Start of DATASET ROWS
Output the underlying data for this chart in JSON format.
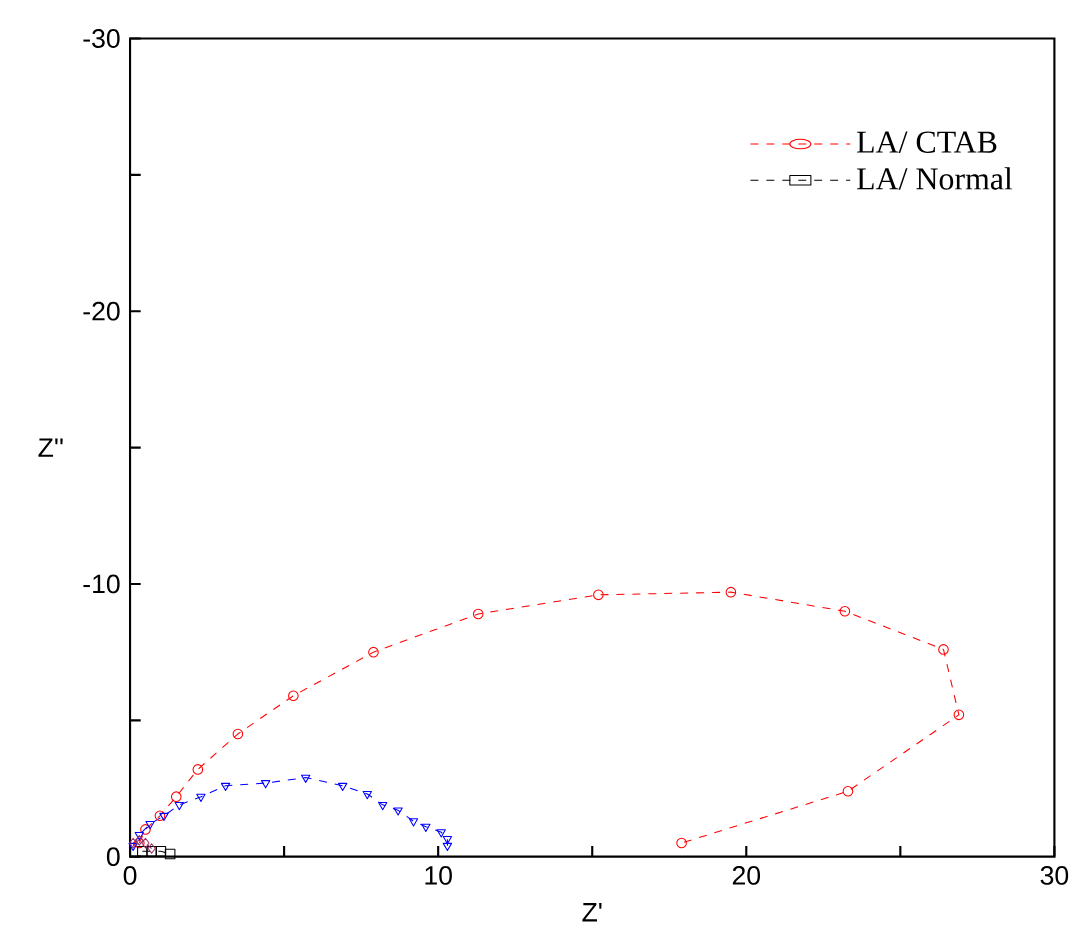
{
  "chart_data": {
    "type": "line",
    "xlabel": "Z'",
    "ylabel": "Z''",
    "xlim": [
      0,
      30
    ],
    "ylim": [
      0,
      -30
    ],
    "xticks": [
      0,
      {
        "value": 5,
        "label": null
      },
      10,
      {
        "value": 15,
        "label": null
      },
      20,
      {
        "value": 25,
        "label": null
      },
      30
    ],
    "yticks": [
      0,
      {
        "value": -5,
        "label": null
      },
      -10,
      {
        "value": -15,
        "label": null
      },
      -20,
      {
        "value": -25,
        "label": null
      },
      -30
    ],
    "legend": "top right",
    "line_style": "dashed",
    "grid": false,
    "series": [
      {
        "name": "LA/ CTAB",
        "color": "#ff0000",
        "marker": "circle",
        "x": [
          0.3,
          0.5,
          0.97,
          1.5,
          2.2,
          3.5,
          5.3,
          7.9,
          11.3,
          15.2,
          19.5,
          23.2,
          26.4,
          26.9,
          23.3,
          17.9
        ],
        "values": [
          -0.5,
          -1.0,
          -1.5,
          -2.2,
          -3.2,
          -4.5,
          -5.9,
          -7.5,
          -8.9,
          -9.6,
          -9.7,
          -9.0,
          -7.6,
          -5.2,
          -2.4,
          -0.5
        ]
      },
      {
        "color": "#0000ff",
        "marker": "triangle",
        "x": [
          0.1,
          0.3,
          0.65,
          1.1,
          1.6,
          2.3,
          3.1,
          4.4,
          5.7,
          6.9,
          7.7,
          8.2,
          8.7,
          9.2,
          9.6,
          10.1,
          10.3,
          10.3
        ],
        "values": [
          -0.4,
          -0.8,
          -1.2,
          -1.5,
          -1.9,
          -2.2,
          -2.6,
          -2.7,
          -2.9,
          -2.6,
          -2.3,
          -1.9,
          -1.7,
          -1.3,
          -1.1,
          -0.9,
          -0.65,
          -0.4
        ]
      },
      {
        "name": "LA/ Normal",
        "color": "#000000",
        "marker": "square",
        "x": [
          0.4,
          0.7,
          1.0,
          1.3
        ],
        "values": [
          -0.2,
          -0.2,
          -0.2,
          -0.1
        ]
      },
      {
        "color": "#993366",
        "marker": "diamond",
        "x": [
          0.1,
          0.3,
          0.5,
          0.7
        ],
        "values": [
          -0.5,
          -0.6,
          -0.5,
          -0.3
        ]
      }
    ]
  }
}
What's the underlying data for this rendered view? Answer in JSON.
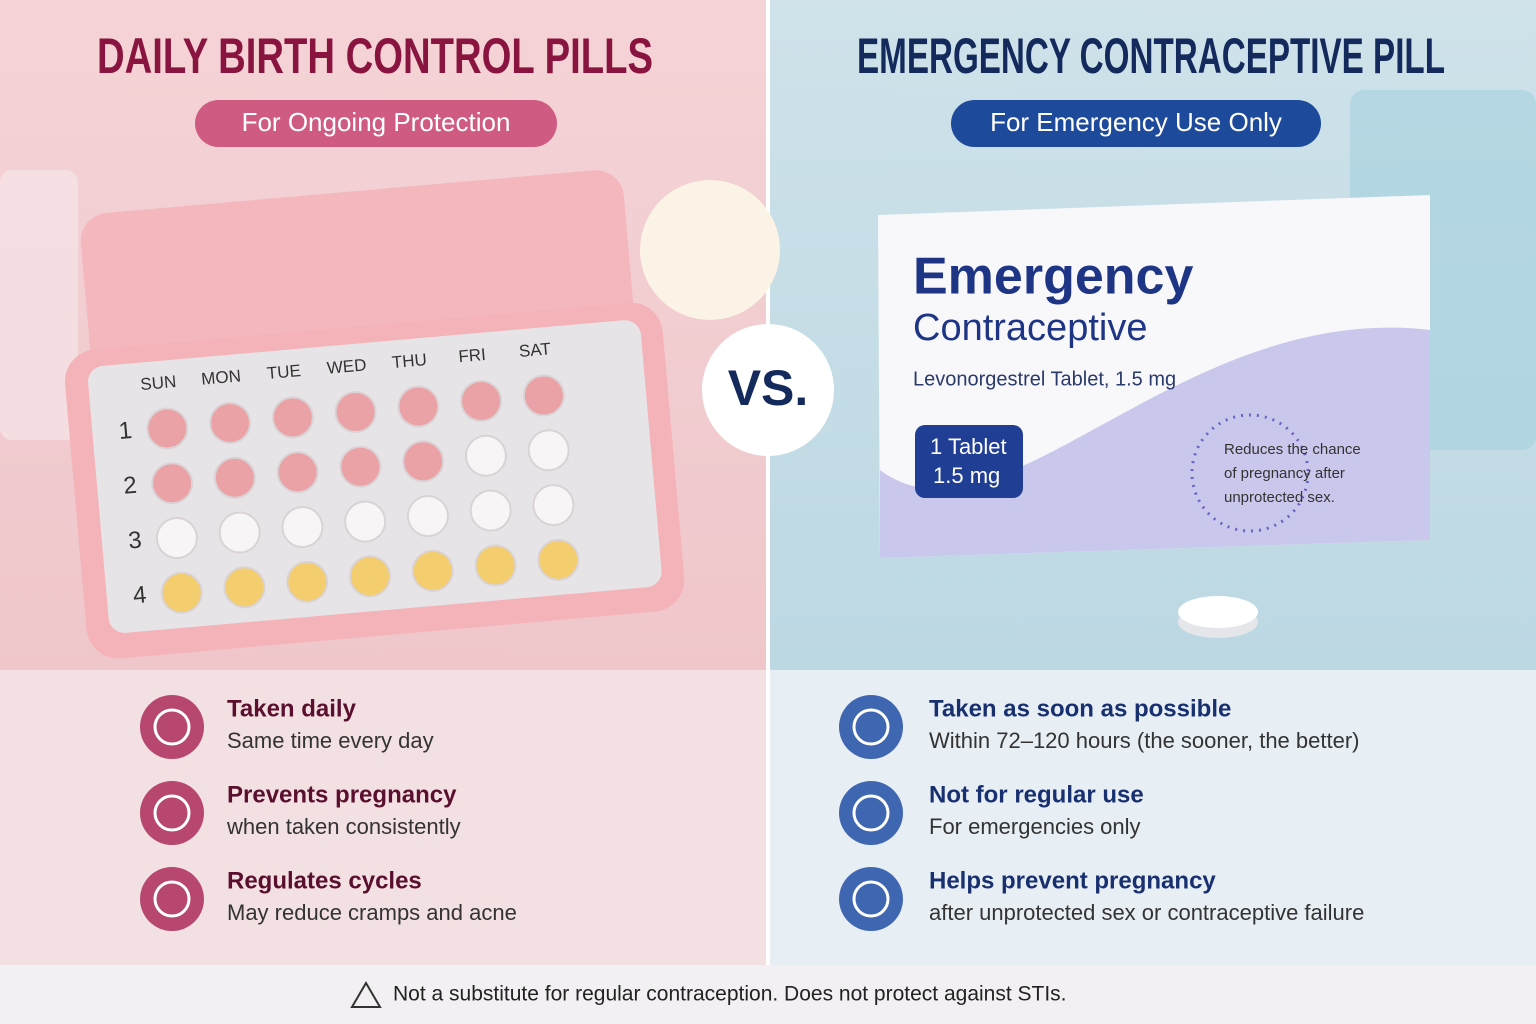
{
  "left": {
    "title": "DAILY BIRTH CONTROL PILLS",
    "badge": "For Ongoing Protection",
    "days": [
      "SUN",
      "MON",
      "TUE",
      "WED",
      "THU",
      "FRI",
      "SAT"
    ],
    "weeks": [
      "1",
      "2",
      "3",
      "4"
    ],
    "features": [
      {
        "title": "Taken daily",
        "text": "Same time every day"
      },
      {
        "title": "Prevents pregnancy",
        "text": "when taken consistently"
      },
      {
        "title": "Regulates cycles",
        "text": "May reduce cramps and acne"
      }
    ]
  },
  "vs": "VS.",
  "right": {
    "title": "EMERGENCY CONTRACEPTIVE PILL",
    "badge": "For Emergency Use Only",
    "box": {
      "brand_line1": "Emergency",
      "brand_line2": "Contraceptive",
      "subtitle": "Levonorgestrel Tablet, 1.5 mg",
      "dose_line1": "1 Tablet",
      "dose_line2": "1.5 mg",
      "note": [
        "Reduces the chance",
        "of pregnancy after",
        "unprotected sex."
      ]
    },
    "features": [
      {
        "title": "Taken as soon as possible",
        "text": "Within 72–120 hours (the sooner, the better)"
      },
      {
        "title": "Not for regular use",
        "text": "For emergencies only"
      },
      {
        "title": "Helps prevent pregnancy",
        "text": "after unprotected sex or contraceptive failure"
      }
    ]
  },
  "footer": {
    "warning": "Not a substitute for regular contraception. Does not protect against STIs."
  }
}
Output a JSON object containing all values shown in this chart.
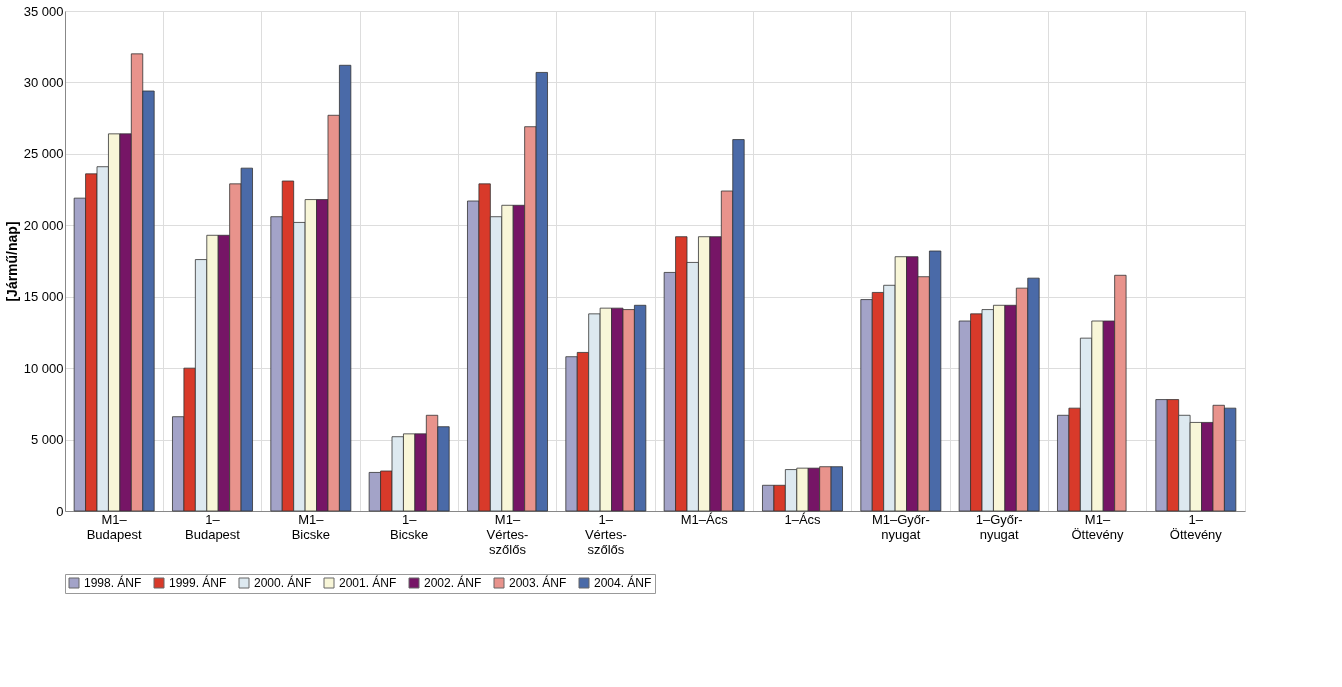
{
  "chart_data": {
    "type": "bar",
    "ylabel": "[Jármű/nap]",
    "categories": [
      "M1–\nBudapest",
      "1–\nBudapest",
      "M1–\nBicske",
      "1–\nBicske",
      "M1–\nVértes-\nszőlős",
      "1–\nVértes-\nszőlős",
      "M1–Ács",
      "1–Ács",
      "M1–Győr-\nnyugat",
      "1–Győr-\nnyugat",
      "M1–\nÖttevény",
      "1–\nÖttevény"
    ],
    "series": [
      {
        "name": "1998. ÁNF",
        "color": "#a3a3c8",
        "values": [
          21900,
          6600,
          20600,
          2700,
          21700,
          10800,
          16700,
          1800,
          14800,
          13300,
          6700,
          7800
        ]
      },
      {
        "name": "1999. ÁNF",
        "color": "#d83a2a",
        "values": [
          23600,
          10000,
          23100,
          2800,
          22900,
          11100,
          19200,
          1800,
          15300,
          13800,
          7200,
          7800
        ]
      },
      {
        "name": "2000. ÁNF",
        "color": "#dde9f0",
        "values": [
          24100,
          17600,
          20200,
          5200,
          20600,
          13800,
          17400,
          2900,
          15800,
          14100,
          12100,
          6700
        ]
      },
      {
        "name": "2001. ÁNF",
        "color": "#f8f6d8",
        "values": [
          26400,
          19300,
          21800,
          5400,
          21400,
          14200,
          19200,
          3000,
          17800,
          14400,
          13300,
          6200
        ]
      },
      {
        "name": "2002. ÁNF",
        "color": "#761566",
        "values": [
          26400,
          19300,
          21800,
          5400,
          21400,
          14200,
          19200,
          3000,
          17800,
          14400,
          13300,
          6200
        ]
      },
      {
        "name": "2003. ÁNF",
        "color": "#e8938c",
        "values": [
          32000,
          22900,
          27700,
          6700,
          26900,
          14100,
          22400,
          3100,
          16400,
          15600,
          16500,
          7400
        ]
      },
      {
        "name": "2004. ÁNF",
        "color": "#4a6aa8",
        "values": [
          29400,
          24000,
          31200,
          5900,
          30700,
          14400,
          26000,
          3100,
          18200,
          16300,
          null,
          7200
        ]
      }
    ],
    "ylim": [
      0,
      35000
    ],
    "yticks": [
      0,
      {
        "value": 5000,
        "label": "5 000"
      },
      {
        "value": 10000,
        "label": "10 000"
      },
      {
        "value": 15000,
        "label": "15 000"
      },
      {
        "value": 20000,
        "label": "20 000"
      },
      {
        "value": 25000,
        "label": "25 000"
      },
      {
        "value": 30000,
        "label": "30 000"
      },
      {
        "value": 35000,
        "label": "35 000"
      }
    ],
    "grid": true,
    "legend": "bottom"
  }
}
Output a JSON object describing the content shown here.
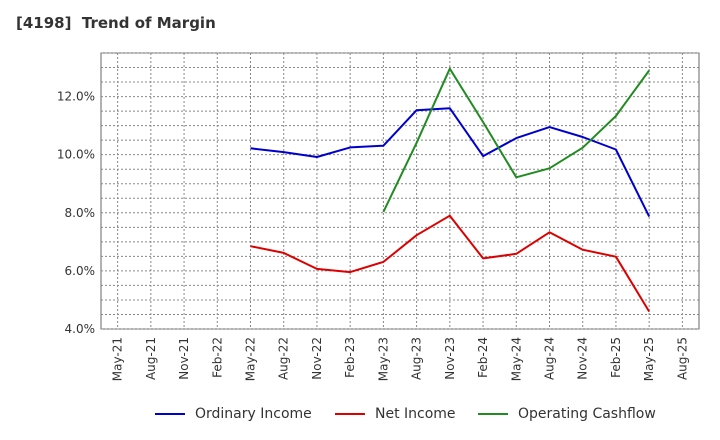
{
  "chart_data": {
    "type": "line",
    "title": "[4198]  Trend of Margin",
    "xlabel": "",
    "ylabel": "",
    "categories": [
      "May-21",
      "Aug-21",
      "Nov-21",
      "Feb-22",
      "May-22",
      "Aug-22",
      "Nov-22",
      "Feb-23",
      "May-23",
      "Aug-23",
      "Nov-23",
      "Feb-24",
      "May-24",
      "Aug-24",
      "Nov-24",
      "Feb-25",
      "May-25",
      "Aug-25"
    ],
    "ylim": [
      4.0,
      13.5
    ],
    "yticks": [
      4.0,
      6.0,
      8.0,
      10.0,
      12.0
    ],
    "ytick_format": "%",
    "grid": true,
    "legend_position": "bottom",
    "series": [
      {
        "name": "Ordinary Income",
        "color": "#0000cc",
        "values": [
          null,
          null,
          null,
          null,
          10.22,
          10.09,
          9.92,
          10.25,
          10.31,
          11.53,
          11.6,
          9.95,
          10.57,
          10.95,
          10.61,
          10.18,
          7.87,
          null
        ]
      },
      {
        "name": "Net Income",
        "color": "#dd0000",
        "values": [
          null,
          null,
          null,
          null,
          6.85,
          6.62,
          6.07,
          5.96,
          6.31,
          7.23,
          7.9,
          6.43,
          6.59,
          7.33,
          6.73,
          6.49,
          4.6,
          null
        ]
      },
      {
        "name": "Operating Cashflow",
        "color": "#228b22",
        "values": [
          null,
          null,
          null,
          null,
          null,
          null,
          null,
          null,
          8.03,
          10.41,
          12.96,
          11.12,
          9.22,
          9.53,
          10.24,
          11.33,
          12.9,
          null
        ]
      }
    ]
  }
}
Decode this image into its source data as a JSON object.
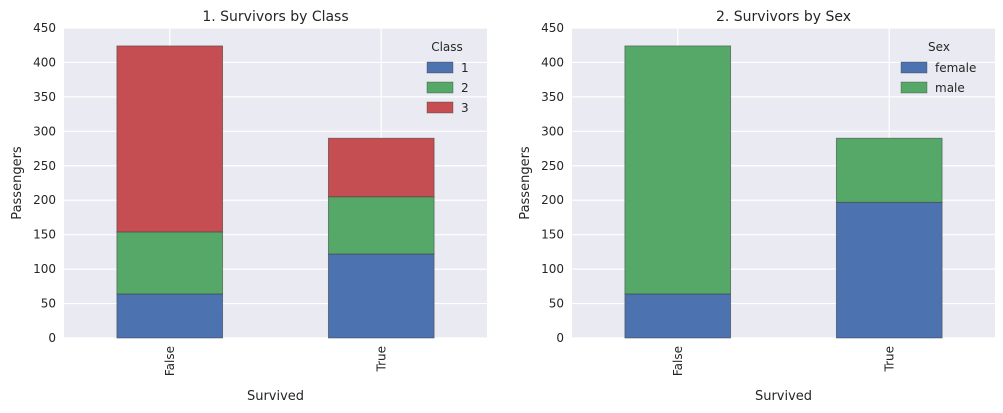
{
  "chart_data": [
    {
      "type": "bar",
      "stacked": true,
      "title": "1. Survivors by Class",
      "xlabel": "Survived",
      "ylabel": "Passengers",
      "categories": [
        "False",
        "True"
      ],
      "ylim": [
        0,
        450
      ],
      "yticks": [
        0,
        50,
        100,
        150,
        200,
        250,
        300,
        350,
        400,
        450
      ],
      "grid": true,
      "legend": {
        "title": "Class",
        "position": "top-right"
      },
      "series": [
        {
          "name": "1",
          "values": [
            64,
            122
          ],
          "color": "#4c72b0"
        },
        {
          "name": "2",
          "values": [
            90,
            83
          ],
          "color": "#55a868"
        },
        {
          "name": "3",
          "values": [
            270,
            85
          ],
          "color": "#c44e52"
        }
      ]
    },
    {
      "type": "bar",
      "stacked": true,
      "title": "2. Survivors by Sex",
      "xlabel": "Survived",
      "ylabel": "Passengers",
      "categories": [
        "False",
        "True"
      ],
      "ylim": [
        0,
        450
      ],
      "yticks": [
        0,
        50,
        100,
        150,
        200,
        250,
        300,
        350,
        400,
        450
      ],
      "grid": true,
      "legend": {
        "title": "Sex",
        "position": "top-right"
      },
      "series": [
        {
          "name": "female",
          "values": [
            64,
            197
          ],
          "color": "#4c72b0"
        },
        {
          "name": "male",
          "values": [
            360,
            93
          ],
          "color": "#55a868"
        }
      ]
    }
  ]
}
End of DATASET ROWS
> **WHAT IS EXPECTED**: Look through the entries above and report each line where the string "underlying" occurs.

> **RESULT**:
Output the underlying data for this chart in JSON format.
What's the underlying data for this rendered view? Answer in JSON.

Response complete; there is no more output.